**Set task A**
List every religion the review excerpt names, giving each one only once.
**Set task B**
Reproduce the passage of the review excerpt starting with "Agnes and Margaret" and going on through "more unique opportunities.".

--- begin Text shown ---

When Issa had attained the age of 13 years, the time when an Israelite entered manhood, and could take a wife, the house where his parents earned a livelihood . . . began to be a place for rich and noble people, desiring of having for a son-in-law, the young Issa. . . . Then it was that Issa left his parental home in secret, departed from Jerusalem, and with some merchants set out towards Sind, with the aim of perfecting himself in the Divine Word and of studying the laws of the Great Buddhas.

It’s a thrilling idea, especially considering the short life expectancies in Jesus’ time. Why, if people died young, would Jesus have waited so long to begin his world-changing mission? For Jacobs and others, of course, he didn’t. The author also recounts other legends: about Jesus’ eventual return East after fainting -- not dying -- on the cross and being revived with salves like Marham-i-Isa (the Ointment of Jesus).

Where Jacobs shows his greatest strength isn’t in cataloging this lore, however; it’s in a late chapter in which he draws parallels between Christianity, Hinduism and Buddhism. He cites the striking similarities between the “ethical and moral dimension” of the teachings of Jesus and the Buddha, and he points out how, to Hindus, “Jesus is . . . the perfect embodiment of Dharma” Jacobs also connects the Hindu belief in self-realization with Christianity’s: “Like many an Indian sage, Jesus affirms that one can realize and attain that God-consciousness right here and now, everywhere and at all times.”

It’s a poignant chapter that Jacobs uses to support his own argument that Jesus visited India and was influenced by the teachings he encountered. But for someone not so inclined to this theory, the chapter is illuminating in other ways. The Jesus-in-India theory, at the very least, can be seen in an ecumenical light -- as an effort to bring another religious tradition into the common area shared by Christianity, Judaism and Islam.

EXPLORING EXOTIC LOCALES has hardly been an exclusively male pursuit. Jacobs mentions several books by female travelers, and Janet Soskice focuses on the adventures of Victorian-era twin sisters in her marvelous “The Sisters of Sinai: How Two Lady Adventurers Discovered the Hidden Gospels” (Alfred A. Knopf: 316 pp., $27.95).

Agnes and Margaret Smith turned their passion for exploration into a stunning discovery of an early copy of the Gospels written in Syriac during the heyday of British mania for such artifacts. A theology professor at the University of Cambridge, Soskice has crafted a thoughtful, detailed reconstruction of the lives of two people with unique resources that led to even more unique opportunities.

--- end Text shown ---
--- begin Given entries ---

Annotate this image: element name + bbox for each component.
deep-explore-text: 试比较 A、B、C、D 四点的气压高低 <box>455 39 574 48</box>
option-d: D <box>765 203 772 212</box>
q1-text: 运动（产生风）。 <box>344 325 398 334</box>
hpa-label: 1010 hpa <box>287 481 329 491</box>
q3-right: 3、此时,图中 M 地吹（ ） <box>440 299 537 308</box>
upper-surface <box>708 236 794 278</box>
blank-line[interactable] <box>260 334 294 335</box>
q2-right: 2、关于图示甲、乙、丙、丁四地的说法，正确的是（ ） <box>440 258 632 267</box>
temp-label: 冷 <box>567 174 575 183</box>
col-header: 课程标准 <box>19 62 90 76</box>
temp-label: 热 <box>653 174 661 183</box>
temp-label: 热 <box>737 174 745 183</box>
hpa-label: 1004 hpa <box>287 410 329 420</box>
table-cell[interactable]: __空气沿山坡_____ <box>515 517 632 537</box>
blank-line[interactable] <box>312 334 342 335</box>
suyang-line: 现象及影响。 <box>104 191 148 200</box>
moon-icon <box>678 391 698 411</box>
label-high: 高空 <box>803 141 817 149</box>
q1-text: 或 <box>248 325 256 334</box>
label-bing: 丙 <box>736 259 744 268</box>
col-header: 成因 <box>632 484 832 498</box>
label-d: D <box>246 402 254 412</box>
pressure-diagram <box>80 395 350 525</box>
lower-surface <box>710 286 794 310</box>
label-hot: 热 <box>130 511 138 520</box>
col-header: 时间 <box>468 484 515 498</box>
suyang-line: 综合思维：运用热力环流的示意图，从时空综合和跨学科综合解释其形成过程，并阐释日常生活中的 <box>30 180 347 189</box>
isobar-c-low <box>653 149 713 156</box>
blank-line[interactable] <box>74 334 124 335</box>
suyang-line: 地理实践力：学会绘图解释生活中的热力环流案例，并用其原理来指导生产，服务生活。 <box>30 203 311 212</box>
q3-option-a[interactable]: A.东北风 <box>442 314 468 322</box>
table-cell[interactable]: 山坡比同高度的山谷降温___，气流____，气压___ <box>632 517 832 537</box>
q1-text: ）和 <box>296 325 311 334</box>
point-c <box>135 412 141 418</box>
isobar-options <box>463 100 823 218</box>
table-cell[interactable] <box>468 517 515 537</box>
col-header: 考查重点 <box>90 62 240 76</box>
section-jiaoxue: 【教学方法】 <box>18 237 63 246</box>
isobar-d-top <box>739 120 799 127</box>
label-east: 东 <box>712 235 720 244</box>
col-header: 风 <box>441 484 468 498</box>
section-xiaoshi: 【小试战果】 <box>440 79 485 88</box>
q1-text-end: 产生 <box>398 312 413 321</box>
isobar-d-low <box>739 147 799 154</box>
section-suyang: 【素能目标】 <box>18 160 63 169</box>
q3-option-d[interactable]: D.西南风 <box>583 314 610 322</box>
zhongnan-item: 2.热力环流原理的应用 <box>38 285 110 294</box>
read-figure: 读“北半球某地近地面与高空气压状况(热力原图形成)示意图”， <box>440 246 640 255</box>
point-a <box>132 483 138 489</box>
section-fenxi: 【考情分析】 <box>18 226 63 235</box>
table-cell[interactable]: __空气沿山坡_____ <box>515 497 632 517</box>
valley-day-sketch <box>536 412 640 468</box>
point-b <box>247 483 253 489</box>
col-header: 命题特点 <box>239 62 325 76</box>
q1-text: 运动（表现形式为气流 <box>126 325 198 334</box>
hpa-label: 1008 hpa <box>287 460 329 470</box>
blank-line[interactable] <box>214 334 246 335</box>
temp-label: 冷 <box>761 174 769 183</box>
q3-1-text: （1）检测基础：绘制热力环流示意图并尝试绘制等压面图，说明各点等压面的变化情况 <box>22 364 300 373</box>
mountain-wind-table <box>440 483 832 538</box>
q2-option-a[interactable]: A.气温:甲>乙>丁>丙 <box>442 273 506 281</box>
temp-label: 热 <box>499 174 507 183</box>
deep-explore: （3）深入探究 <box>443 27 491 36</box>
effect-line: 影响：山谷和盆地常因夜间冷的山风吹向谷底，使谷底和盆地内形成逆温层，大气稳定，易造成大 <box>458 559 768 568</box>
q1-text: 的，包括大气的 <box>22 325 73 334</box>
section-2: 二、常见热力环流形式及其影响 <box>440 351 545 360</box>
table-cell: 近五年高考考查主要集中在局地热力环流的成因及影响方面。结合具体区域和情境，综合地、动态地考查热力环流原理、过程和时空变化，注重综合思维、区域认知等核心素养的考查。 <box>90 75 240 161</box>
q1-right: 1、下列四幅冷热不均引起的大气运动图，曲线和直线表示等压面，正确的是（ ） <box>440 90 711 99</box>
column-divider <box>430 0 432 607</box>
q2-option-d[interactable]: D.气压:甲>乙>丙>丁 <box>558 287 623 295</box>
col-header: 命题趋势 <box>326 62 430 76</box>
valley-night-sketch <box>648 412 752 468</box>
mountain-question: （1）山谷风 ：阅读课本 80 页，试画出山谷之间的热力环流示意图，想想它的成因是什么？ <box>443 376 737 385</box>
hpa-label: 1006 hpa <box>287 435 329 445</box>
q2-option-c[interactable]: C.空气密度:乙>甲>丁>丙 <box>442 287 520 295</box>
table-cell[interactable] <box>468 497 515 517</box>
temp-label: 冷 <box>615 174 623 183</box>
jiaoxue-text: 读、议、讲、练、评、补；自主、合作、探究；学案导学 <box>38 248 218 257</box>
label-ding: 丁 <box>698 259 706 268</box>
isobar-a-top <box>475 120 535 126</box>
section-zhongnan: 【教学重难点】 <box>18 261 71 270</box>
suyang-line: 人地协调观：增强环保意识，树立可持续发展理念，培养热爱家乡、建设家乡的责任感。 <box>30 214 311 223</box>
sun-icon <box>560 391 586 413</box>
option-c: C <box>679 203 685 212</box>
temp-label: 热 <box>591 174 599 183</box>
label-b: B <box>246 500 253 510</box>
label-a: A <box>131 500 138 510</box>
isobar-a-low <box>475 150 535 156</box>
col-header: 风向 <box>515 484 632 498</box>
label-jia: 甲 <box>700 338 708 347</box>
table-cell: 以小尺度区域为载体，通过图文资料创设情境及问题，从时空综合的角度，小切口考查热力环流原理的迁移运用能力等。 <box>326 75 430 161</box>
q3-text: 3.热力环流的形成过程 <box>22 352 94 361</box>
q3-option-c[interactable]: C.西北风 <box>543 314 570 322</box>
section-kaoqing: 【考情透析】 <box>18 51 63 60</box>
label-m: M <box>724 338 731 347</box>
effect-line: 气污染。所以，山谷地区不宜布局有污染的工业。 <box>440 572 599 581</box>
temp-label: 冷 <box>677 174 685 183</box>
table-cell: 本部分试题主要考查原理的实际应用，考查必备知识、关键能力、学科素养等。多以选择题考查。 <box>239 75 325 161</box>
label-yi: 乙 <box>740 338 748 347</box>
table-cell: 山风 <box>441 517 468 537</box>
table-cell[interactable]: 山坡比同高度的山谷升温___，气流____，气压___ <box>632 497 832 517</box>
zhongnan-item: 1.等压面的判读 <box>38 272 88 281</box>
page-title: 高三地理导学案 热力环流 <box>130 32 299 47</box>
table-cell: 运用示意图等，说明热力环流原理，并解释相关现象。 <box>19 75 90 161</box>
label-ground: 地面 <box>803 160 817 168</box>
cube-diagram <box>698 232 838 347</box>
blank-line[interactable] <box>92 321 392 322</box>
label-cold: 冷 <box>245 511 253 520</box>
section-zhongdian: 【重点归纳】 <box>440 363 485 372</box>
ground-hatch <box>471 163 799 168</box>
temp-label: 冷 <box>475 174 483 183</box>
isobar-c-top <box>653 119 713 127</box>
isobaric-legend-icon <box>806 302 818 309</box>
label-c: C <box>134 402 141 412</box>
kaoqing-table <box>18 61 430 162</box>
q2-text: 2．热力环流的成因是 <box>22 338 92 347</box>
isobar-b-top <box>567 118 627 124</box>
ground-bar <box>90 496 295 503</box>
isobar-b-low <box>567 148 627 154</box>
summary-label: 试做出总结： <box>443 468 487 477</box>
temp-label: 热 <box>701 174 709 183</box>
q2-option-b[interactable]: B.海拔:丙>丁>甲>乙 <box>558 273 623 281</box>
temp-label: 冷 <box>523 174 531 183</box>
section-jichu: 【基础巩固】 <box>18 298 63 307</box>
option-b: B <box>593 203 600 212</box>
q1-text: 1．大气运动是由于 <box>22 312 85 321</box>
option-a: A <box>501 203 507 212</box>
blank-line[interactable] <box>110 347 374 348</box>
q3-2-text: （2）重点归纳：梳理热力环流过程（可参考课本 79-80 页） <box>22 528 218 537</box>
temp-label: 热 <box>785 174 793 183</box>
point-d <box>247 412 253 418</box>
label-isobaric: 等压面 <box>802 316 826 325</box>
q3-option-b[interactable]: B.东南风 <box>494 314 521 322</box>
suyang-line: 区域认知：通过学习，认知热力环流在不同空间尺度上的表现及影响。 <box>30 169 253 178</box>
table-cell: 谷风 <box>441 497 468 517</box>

--- end Given entries ---
--- begin Given entries ---

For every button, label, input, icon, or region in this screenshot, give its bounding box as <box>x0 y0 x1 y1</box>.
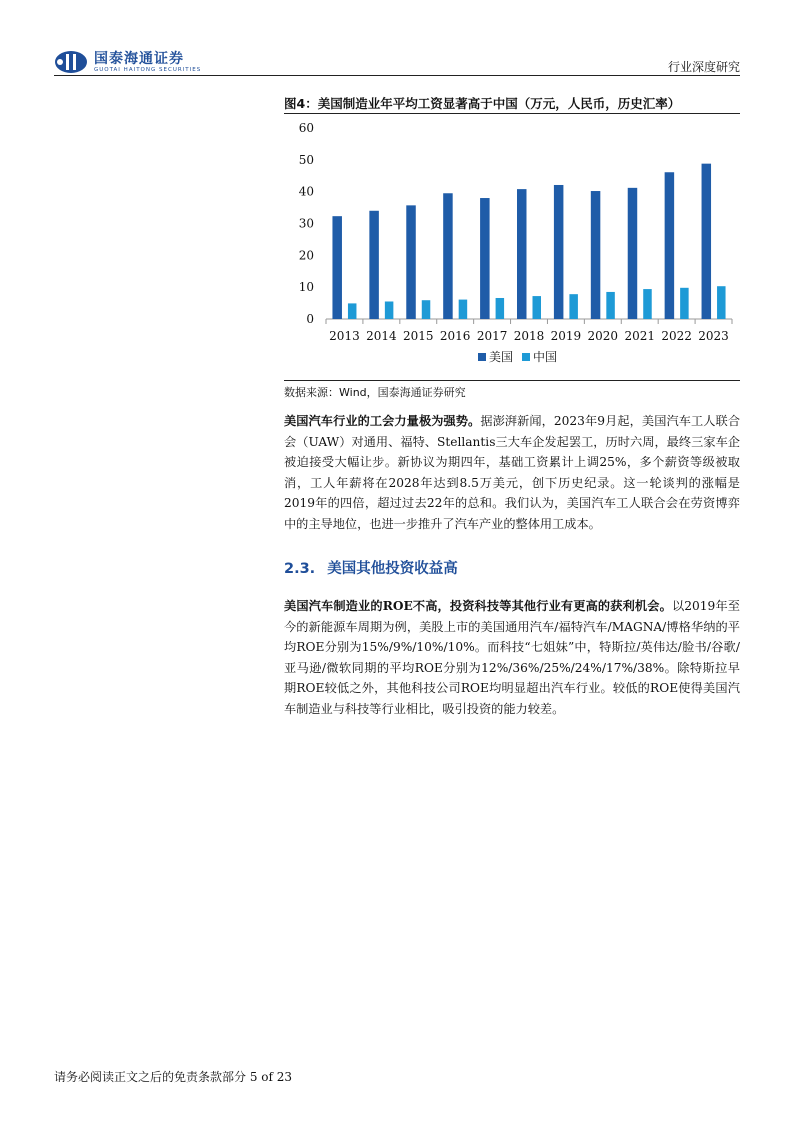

--- end Given entries ---
--- begin Given entries ---

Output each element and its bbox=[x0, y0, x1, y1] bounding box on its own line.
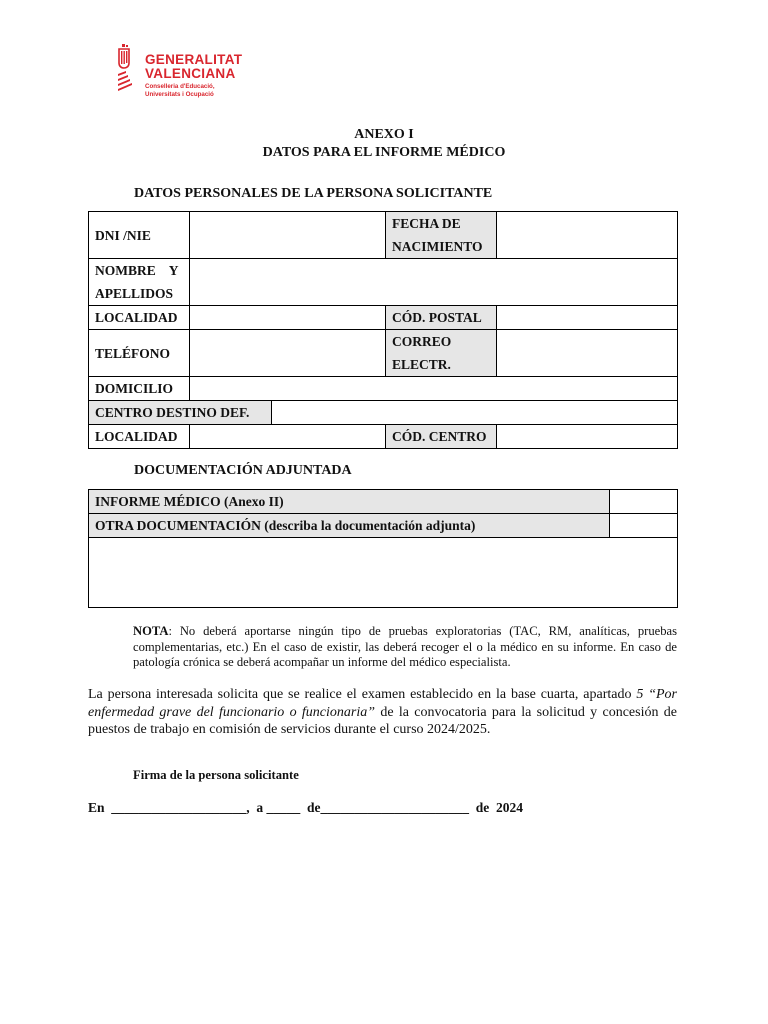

--- end Given entries ---

**Exercise response A**
Christianity, Hinduism, Buddhism, Judaism, Islam

**Exercise response B**
Agnes and Margaret Smith turned their passion for exploration into a stunning discovery of an early copy of the Gospels written in Syriac during the heyday of British mania for such artifacts. A theology professor at the University of Cambridge, Soskice has crafted a thoughtful, detailed reconstruction of the lives of two people with unique resources that led to even more unique opportunities.